MATERIAL PROVIDED:
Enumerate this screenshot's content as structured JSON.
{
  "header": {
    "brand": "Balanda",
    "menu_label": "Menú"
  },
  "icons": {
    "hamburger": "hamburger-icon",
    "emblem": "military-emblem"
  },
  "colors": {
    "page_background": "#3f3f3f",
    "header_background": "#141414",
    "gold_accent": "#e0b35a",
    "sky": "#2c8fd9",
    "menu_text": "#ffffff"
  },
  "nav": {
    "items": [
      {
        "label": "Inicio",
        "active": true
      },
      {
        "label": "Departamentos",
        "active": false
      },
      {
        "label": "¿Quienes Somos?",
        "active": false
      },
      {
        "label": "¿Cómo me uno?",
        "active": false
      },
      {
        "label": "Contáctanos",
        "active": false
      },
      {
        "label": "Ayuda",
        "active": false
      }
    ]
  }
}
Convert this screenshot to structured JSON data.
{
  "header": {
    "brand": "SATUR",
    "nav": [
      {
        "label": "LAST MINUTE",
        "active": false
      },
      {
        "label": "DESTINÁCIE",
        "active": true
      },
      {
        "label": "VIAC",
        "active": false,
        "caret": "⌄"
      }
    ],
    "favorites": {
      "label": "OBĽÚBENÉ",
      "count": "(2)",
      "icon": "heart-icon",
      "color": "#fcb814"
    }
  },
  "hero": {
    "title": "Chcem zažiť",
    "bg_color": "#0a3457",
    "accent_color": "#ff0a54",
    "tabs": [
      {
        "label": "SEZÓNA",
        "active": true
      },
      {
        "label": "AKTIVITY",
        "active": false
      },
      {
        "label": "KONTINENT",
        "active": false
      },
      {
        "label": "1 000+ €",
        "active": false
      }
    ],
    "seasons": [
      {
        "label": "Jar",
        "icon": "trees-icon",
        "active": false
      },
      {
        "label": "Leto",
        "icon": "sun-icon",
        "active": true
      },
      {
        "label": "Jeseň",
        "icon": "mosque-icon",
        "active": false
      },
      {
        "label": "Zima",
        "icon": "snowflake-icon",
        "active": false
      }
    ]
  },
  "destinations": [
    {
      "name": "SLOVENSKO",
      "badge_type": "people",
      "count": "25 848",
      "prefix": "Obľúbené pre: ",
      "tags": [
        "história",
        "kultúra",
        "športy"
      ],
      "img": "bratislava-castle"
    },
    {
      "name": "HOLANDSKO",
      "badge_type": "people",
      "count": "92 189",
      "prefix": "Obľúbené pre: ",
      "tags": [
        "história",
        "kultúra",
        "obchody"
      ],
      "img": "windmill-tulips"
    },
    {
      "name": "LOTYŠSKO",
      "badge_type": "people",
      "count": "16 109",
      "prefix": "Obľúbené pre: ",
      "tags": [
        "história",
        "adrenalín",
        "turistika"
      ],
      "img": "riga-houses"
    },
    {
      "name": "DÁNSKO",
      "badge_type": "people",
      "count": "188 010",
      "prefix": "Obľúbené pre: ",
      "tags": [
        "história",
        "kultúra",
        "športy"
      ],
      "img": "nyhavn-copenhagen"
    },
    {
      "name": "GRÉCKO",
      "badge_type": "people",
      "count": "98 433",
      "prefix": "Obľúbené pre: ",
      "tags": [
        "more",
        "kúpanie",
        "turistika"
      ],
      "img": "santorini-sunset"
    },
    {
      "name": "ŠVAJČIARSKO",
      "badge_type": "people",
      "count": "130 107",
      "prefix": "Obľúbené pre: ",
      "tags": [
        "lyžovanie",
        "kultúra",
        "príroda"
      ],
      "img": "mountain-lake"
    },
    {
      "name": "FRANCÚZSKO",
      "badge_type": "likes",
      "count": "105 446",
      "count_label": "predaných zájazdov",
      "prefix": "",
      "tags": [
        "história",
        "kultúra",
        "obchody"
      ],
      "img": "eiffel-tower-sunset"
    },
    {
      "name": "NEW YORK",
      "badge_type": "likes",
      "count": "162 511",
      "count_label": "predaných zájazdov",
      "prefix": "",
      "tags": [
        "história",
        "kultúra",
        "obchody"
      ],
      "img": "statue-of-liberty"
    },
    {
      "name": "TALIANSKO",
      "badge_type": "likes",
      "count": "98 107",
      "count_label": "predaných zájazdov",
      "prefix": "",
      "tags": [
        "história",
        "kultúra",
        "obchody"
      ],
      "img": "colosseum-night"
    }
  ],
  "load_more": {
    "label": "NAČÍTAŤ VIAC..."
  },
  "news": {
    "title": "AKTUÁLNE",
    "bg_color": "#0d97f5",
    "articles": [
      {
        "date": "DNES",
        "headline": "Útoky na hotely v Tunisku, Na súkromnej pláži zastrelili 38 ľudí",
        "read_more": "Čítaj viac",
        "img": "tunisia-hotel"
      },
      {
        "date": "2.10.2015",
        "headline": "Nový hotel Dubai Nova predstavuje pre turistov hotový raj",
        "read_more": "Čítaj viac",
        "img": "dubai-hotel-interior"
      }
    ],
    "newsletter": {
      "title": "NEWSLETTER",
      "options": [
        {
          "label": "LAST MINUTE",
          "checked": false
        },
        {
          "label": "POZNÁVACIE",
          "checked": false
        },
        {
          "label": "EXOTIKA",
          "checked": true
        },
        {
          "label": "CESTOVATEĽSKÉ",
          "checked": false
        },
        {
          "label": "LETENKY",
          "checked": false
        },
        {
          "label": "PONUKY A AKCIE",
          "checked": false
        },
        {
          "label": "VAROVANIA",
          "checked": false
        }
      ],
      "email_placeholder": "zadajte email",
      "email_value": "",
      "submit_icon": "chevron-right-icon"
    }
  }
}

GOAL: Give the records above again, word for word.

RESULT:
Enumerate this screenshot's content as structured JSON.
{
  "header": {
    "brand": "Balanda",
    "menu_label": "Menú"
  },
  "icons": {
    "hamburger": "hamburger-icon",
    "emblem": "military-emblem"
  },
  "colors": {
    "page_background": "#3f3f3f",
    "header_background": "#141414",
    "gold_accent": "#e0b35a",
    "sky": "#2c8fd9",
    "menu_text": "#ffffff"
  },
  "nav": {
    "items": [
      {
        "label": "Inicio",
        "active": true
      },
      {
        "label": "Departamentos",
        "active": false
      },
      {
        "label": "¿Quienes Somos?",
        "active": false
      },
      {
        "label": "¿Cómo me uno?",
        "active": false
      },
      {
        "label": "Contáctanos",
        "active": false
      },
      {
        "label": "Ayuda",
        "active": false
      }
    ]
  }
}
Convert this screenshot to structured JSON data.
{
  "header": {
    "brand": "SATUR",
    "nav": [
      {
        "label": "LAST MINUTE",
        "active": false
      },
      {
        "label": "DESTINÁCIE",
        "active": true
      },
      {
        "label": "VIAC",
        "active": false,
        "caret": "⌄"
      }
    ],
    "favorites": {
      "label": "OBĽÚBENÉ",
      "count": "(2)",
      "icon": "heart-icon",
      "color": "#fcb814"
    }
  },
  "hero": {
    "title": "Chcem zažiť",
    "bg_color": "#0a3457",
    "accent_color": "#ff0a54",
    "tabs": [
      {
        "label": "SEZÓNA",
        "active": true
      },
      {
        "label": "AKTIVITY",
        "active": false
      },
      {
        "label": "KONTINENT",
        "active": false
      },
      {
        "label": "1 000+ €",
        "active": false
      }
    ],
    "seasons": [
      {
        "label": "Jar",
        "icon": "trees-icon",
        "active": false
      },
      {
        "label": "Leto",
        "icon": "sun-icon",
        "active": true
      },
      {
        "label": "Jeseň",
        "icon": "mosque-icon",
        "active": false
      },
      {
        "label": "Zima",
        "icon": "snowflake-icon",
        "active": false
      }
    ]
  },
  "destinations": [
    {
      "name": "SLOVENSKO",
      "badge_type": "people",
      "count": "25 848",
      "prefix": "Obľúbené pre: ",
      "tags": [
        "história",
        "kultúra",
        "športy"
      ],
      "img": "bratislava-castle"
    },
    {
      "name": "HOLANDSKO",
      "badge_type": "people",
      "count": "92 189",
      "prefix": "Obľúbené pre: ",
      "tags": [
        "história",
        "kultúra",
        "obchody"
      ],
      "img": "windmill-tulips"
    },
    {
      "name": "LOTYŠSKO",
      "badge_type": "people",
      "count": "16 109",
      "prefix": "Obľúbené pre: ",
      "tags": [
        "história",
        "adrenalín",
        "turistika"
      ],
      "img": "riga-houses"
    },
    {
      "name": "DÁNSKO",
      "badge_type": "people",
      "count": "188 010",
      "prefix": "Obľúbené pre: ",
      "tags": [
        "história",
        "kultúra",
        "športy"
      ],
      "img": "nyhavn-copenhagen"
    },
    {
      "name": "GRÉCKO",
      "badge_type": "people",
      "count": "98 433",
      "prefix": "Obľúbené pre: ",
      "tags": [
        "more",
        "kúpanie",
        "turistika"
      ],
      "img": "santorini-sunset"
    },
    {
      "name": "ŠVAJČIARSKO",
      "badge_type": "people",
      "count": "130 107",
      "prefix": "Obľúbené pre: ",
      "tags": [
        "lyžovanie",
        "kultúra",
        "príroda"
      ],
      "img": "mountain-lake"
    },
    {
      "name": "FRANCÚZSKO",
      "badge_type": "likes",
      "count": "105 446",
      "count_label": "predaných zájazdov",
      "prefix": "",
      "tags": [
        "história",
        "kultúra",
        "obchody"
      ],
      "img": "eiffel-tower-sunset"
    },
    {
      "name": "NEW YORK",
      "badge_type": "likes",
      "count": "162 511",
      "count_label": "predaných zájazdov",
      "prefix": "",
      "tags": [
        "história",
        "kultúra",
        "obchody"
      ],
      "img": "statue-of-liberty"
    },
    {
      "name": "TALIANSKO",
      "badge_type": "likes",
      "count": "98 107",
      "count_label": "predaných zájazdov",
      "prefix": "",
      "tags": [
        "história",
        "kultúra",
        "obchody"
      ],
      "img": "colosseum-night"
    }
  ],
  "load_more": {
    "label": "NAČÍTAŤ VIAC..."
  },
  "news": {
    "title": "AKTUÁLNE",
    "bg_color": "#0d97f5",
    "articles": [
      {
        "date": "DNES",
        "headline": "Útoky na hotely v Tunisku, Na súkromnej pláži zastrelili 38 ľudí",
        "read_more": "Čítaj viac",
        "img": "tunisia-hotel"
      },
      {
        "date": "2.10.2015",
        "headline": "Nový hotel Dubai Nova predstavuje pre turistov hotový raj",
        "read_more": "Čítaj viac",
        "img": "dubai-hotel-interior"
      }
    ],
    "newsletter": {
      "title": "NEWSLETTER",
      "options": [
        {
          "label": "LAST MINUTE",
          "checked": false
        },
        {
          "label": "POZNÁVACIE",
          "checked": false
        },
        {
          "label": "EXOTIKA",
          "checked": true
        },
        {
          "label": "CESTOVATEĽSKÉ",
          "checked": false
        },
        {
          "label": "LETENKY",
          "checked": false
        },
        {
          "label": "PONUKY A AKCIE",
          "checked": false
        },
        {
          "label": "VAROVANIA",
          "checked": false
        }
      ],
      "email_placeholder": "zadajte email",
      "email_value": "",
      "submit_icon": "chevron-right-icon"
    }
  }
}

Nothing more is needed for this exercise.